→ Stated exercise
Go through the records underneath and count the lines that include the string "JSON". Give nothing but the number.

→ Records to use
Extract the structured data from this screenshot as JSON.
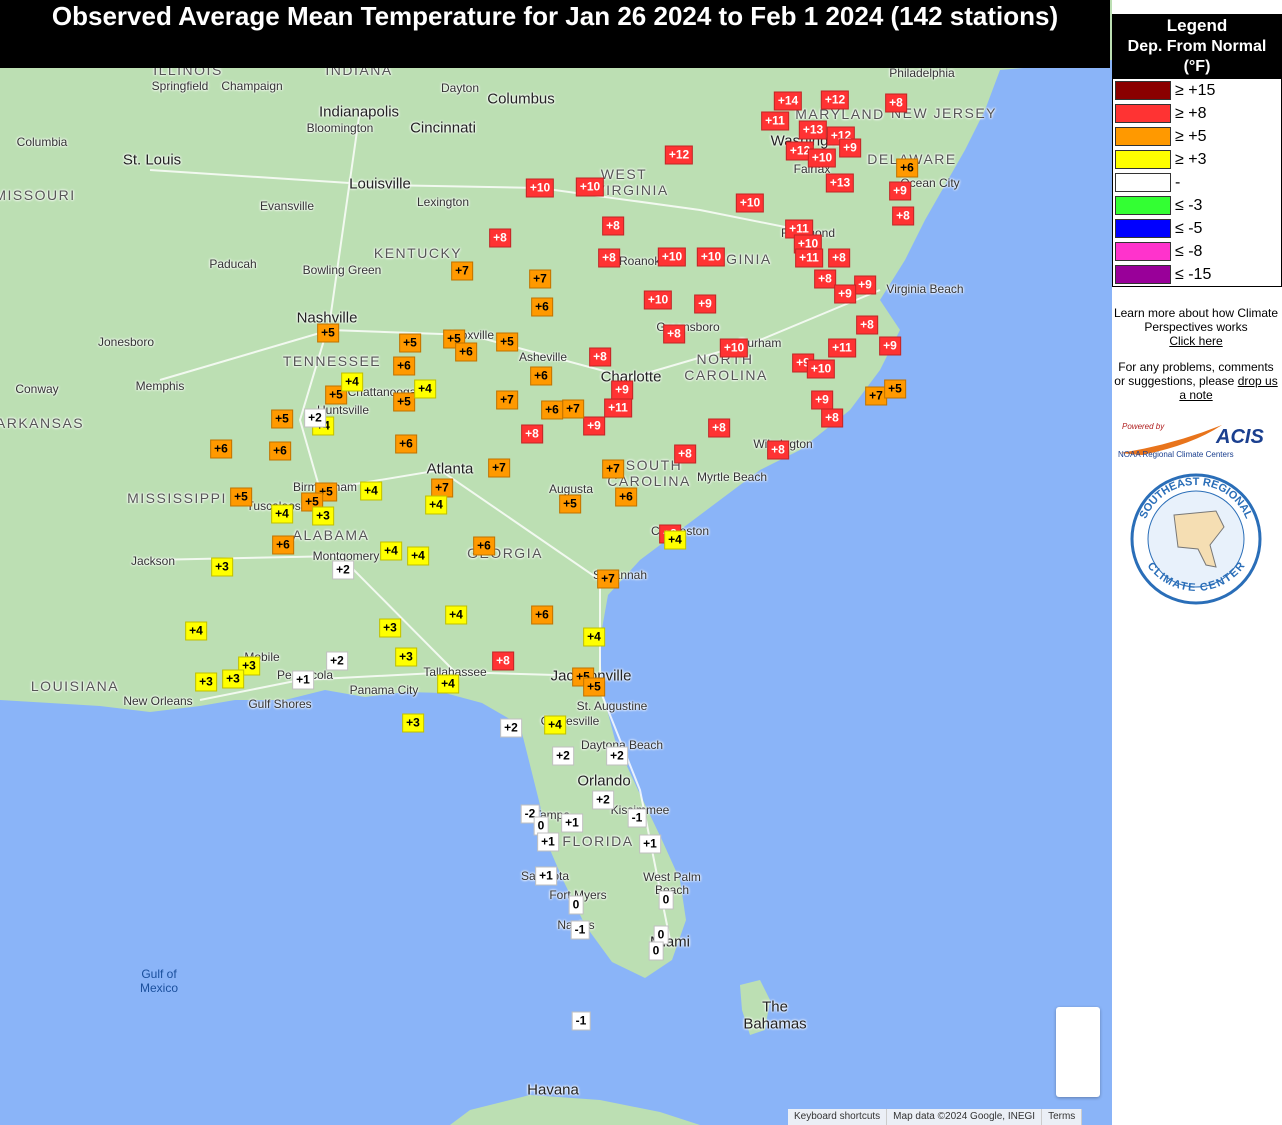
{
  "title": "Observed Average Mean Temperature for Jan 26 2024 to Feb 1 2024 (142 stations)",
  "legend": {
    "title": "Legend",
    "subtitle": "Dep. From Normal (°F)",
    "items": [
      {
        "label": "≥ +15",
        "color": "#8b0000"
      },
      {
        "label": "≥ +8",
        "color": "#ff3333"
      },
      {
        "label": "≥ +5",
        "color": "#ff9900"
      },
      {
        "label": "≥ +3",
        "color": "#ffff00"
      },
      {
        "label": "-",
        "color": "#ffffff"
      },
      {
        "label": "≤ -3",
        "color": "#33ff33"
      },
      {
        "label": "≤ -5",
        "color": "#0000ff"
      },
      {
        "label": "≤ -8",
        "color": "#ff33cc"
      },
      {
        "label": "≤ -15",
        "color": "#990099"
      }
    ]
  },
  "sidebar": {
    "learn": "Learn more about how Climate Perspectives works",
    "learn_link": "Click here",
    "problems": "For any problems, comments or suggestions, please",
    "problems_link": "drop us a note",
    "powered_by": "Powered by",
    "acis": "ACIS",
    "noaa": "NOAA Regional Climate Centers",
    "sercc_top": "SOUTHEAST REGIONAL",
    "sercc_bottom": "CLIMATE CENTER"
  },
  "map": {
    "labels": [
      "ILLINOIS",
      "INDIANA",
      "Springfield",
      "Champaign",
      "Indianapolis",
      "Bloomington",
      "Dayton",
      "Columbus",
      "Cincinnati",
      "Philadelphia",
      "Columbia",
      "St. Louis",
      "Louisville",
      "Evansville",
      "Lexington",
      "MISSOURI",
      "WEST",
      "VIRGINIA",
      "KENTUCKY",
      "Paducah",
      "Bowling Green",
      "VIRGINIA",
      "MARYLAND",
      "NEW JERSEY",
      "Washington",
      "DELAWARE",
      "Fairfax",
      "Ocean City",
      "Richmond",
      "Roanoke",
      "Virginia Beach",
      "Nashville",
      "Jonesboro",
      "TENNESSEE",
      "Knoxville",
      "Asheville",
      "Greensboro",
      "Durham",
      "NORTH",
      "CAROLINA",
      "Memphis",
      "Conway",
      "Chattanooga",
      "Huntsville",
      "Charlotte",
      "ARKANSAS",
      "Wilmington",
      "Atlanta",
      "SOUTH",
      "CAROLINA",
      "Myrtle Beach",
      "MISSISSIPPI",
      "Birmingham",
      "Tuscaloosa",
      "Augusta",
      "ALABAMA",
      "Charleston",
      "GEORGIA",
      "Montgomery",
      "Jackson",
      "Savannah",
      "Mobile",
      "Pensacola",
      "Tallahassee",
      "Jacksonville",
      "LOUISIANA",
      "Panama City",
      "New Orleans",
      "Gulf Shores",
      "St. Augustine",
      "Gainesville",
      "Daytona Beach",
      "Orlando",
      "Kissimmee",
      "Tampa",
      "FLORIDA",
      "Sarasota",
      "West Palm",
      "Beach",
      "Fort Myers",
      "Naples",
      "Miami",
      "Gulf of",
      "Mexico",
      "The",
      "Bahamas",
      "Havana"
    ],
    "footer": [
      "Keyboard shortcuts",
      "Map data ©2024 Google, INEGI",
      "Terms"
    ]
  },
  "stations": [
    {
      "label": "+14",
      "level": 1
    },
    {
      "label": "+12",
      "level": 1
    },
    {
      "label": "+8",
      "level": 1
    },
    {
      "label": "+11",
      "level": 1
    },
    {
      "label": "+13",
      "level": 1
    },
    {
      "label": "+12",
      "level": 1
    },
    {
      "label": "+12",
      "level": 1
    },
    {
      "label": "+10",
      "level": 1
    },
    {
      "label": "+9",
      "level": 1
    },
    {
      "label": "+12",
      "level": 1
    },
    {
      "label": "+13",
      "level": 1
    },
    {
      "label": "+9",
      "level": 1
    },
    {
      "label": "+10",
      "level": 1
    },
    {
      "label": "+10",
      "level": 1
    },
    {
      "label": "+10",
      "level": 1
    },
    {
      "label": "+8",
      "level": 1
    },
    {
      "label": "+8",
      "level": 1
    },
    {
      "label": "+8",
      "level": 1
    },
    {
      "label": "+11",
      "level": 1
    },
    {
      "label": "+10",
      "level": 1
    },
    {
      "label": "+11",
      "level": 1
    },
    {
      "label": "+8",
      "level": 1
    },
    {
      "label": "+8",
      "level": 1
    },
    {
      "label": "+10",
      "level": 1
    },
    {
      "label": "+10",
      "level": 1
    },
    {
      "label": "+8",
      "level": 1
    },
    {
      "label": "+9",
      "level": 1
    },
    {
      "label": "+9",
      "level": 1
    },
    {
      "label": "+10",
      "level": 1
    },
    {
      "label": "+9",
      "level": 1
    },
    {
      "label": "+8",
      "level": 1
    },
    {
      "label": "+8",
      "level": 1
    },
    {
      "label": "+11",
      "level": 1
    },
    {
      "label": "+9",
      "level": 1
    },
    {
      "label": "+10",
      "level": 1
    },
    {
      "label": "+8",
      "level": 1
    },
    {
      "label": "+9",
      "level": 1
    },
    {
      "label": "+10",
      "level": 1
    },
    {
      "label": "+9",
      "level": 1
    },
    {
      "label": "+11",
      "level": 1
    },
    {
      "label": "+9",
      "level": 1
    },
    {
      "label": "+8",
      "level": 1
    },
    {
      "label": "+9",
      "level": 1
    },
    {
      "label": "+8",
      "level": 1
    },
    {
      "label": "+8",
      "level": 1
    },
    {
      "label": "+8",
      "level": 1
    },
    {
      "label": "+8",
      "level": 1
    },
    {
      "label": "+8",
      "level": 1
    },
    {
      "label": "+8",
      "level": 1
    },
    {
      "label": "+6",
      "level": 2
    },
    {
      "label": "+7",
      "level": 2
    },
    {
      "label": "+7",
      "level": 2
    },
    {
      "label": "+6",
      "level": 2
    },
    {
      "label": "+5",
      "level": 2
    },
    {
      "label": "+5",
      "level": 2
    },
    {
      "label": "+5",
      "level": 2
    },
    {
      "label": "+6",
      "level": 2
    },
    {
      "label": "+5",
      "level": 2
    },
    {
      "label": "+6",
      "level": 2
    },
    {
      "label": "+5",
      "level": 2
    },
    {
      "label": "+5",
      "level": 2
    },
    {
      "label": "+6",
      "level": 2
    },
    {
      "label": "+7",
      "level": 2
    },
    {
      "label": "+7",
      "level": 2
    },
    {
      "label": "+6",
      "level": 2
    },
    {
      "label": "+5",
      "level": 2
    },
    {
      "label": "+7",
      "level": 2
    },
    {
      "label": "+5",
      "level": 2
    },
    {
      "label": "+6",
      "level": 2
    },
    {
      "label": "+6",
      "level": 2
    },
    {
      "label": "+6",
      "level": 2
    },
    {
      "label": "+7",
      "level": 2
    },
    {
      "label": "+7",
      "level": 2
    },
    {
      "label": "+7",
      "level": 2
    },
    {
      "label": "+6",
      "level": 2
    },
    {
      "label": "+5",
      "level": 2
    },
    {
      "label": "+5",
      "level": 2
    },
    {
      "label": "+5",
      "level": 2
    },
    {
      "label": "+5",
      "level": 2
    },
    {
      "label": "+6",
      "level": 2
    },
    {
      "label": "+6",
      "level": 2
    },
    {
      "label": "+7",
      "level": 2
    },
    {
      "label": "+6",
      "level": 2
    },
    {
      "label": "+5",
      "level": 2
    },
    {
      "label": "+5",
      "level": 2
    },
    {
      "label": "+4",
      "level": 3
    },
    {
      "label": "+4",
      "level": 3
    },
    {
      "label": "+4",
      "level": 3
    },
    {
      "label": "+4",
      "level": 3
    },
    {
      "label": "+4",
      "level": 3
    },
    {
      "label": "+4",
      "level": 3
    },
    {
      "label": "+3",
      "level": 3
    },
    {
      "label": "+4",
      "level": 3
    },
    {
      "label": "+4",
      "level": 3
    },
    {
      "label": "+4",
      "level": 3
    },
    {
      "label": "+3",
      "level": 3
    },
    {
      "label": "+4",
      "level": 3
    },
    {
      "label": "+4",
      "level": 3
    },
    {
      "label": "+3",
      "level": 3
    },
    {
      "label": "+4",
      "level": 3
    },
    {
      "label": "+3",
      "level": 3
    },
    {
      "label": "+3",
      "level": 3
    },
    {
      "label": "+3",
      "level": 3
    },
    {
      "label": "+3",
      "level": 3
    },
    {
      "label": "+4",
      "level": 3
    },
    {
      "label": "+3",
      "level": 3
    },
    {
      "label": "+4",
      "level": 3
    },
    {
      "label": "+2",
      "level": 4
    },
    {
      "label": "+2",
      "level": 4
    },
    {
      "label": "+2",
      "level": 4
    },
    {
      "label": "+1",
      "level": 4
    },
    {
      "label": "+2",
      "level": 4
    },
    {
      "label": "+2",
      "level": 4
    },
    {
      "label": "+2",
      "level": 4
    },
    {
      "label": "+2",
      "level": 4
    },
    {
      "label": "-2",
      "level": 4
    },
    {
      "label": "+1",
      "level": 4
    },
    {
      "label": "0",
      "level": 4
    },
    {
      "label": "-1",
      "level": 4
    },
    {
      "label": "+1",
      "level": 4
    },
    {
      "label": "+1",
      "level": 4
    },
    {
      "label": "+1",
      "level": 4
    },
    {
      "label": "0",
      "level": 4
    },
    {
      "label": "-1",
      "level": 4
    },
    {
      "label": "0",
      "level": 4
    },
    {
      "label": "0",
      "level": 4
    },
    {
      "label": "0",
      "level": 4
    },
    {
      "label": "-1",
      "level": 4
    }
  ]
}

* * *

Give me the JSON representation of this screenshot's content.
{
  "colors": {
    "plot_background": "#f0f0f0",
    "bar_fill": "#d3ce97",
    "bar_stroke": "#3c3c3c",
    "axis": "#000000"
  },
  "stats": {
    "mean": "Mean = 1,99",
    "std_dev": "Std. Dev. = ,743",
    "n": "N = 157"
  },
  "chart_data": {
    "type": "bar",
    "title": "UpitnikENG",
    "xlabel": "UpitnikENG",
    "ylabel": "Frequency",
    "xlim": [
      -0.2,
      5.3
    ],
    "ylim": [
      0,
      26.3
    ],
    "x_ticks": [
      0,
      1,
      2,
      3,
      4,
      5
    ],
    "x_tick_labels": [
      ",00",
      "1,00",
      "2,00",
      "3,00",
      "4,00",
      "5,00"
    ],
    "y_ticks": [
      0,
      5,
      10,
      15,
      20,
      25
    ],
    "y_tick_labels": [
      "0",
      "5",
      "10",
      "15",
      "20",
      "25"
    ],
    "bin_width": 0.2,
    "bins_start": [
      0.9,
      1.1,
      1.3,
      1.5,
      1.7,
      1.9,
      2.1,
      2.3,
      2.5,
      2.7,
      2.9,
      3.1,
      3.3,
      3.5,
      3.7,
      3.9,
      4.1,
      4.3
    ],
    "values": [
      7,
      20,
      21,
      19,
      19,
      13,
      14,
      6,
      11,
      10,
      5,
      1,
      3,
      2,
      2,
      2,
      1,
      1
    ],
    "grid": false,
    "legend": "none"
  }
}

→ Finished answer
2